» TASK REQUIREMENTS
Find each line with the word "right" and copy it.

» RECORD EXTRACTS
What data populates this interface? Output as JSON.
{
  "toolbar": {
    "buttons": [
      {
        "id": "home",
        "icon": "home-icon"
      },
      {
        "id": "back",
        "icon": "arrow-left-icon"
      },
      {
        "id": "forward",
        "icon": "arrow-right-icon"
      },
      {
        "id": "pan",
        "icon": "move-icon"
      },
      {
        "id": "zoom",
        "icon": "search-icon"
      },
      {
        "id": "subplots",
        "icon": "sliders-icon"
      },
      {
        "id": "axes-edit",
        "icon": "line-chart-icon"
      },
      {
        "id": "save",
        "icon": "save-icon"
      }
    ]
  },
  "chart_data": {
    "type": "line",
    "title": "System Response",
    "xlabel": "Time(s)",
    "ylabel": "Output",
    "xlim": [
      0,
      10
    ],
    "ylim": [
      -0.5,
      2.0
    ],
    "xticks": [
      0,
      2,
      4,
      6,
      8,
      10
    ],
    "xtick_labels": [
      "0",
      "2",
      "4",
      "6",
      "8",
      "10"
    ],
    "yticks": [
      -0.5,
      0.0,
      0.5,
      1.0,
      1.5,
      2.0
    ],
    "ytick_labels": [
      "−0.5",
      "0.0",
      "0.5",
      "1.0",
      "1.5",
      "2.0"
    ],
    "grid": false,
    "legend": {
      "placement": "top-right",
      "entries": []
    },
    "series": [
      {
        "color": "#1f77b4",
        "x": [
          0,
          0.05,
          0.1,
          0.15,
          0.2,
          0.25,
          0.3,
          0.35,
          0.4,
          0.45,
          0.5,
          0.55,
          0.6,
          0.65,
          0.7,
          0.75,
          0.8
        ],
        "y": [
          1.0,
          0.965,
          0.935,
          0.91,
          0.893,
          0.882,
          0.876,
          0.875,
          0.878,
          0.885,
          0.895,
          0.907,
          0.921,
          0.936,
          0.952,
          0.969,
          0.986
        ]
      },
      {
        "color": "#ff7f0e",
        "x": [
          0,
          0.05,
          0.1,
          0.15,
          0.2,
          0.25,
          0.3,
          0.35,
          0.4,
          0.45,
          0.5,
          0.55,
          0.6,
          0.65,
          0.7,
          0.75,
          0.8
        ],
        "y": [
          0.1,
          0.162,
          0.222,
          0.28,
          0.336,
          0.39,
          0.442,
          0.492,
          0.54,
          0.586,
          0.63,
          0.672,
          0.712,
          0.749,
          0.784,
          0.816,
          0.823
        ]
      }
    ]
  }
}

» COMPLETE OUTPUT
        "icon": "arrow-right-icon"
      "placement": "top-right",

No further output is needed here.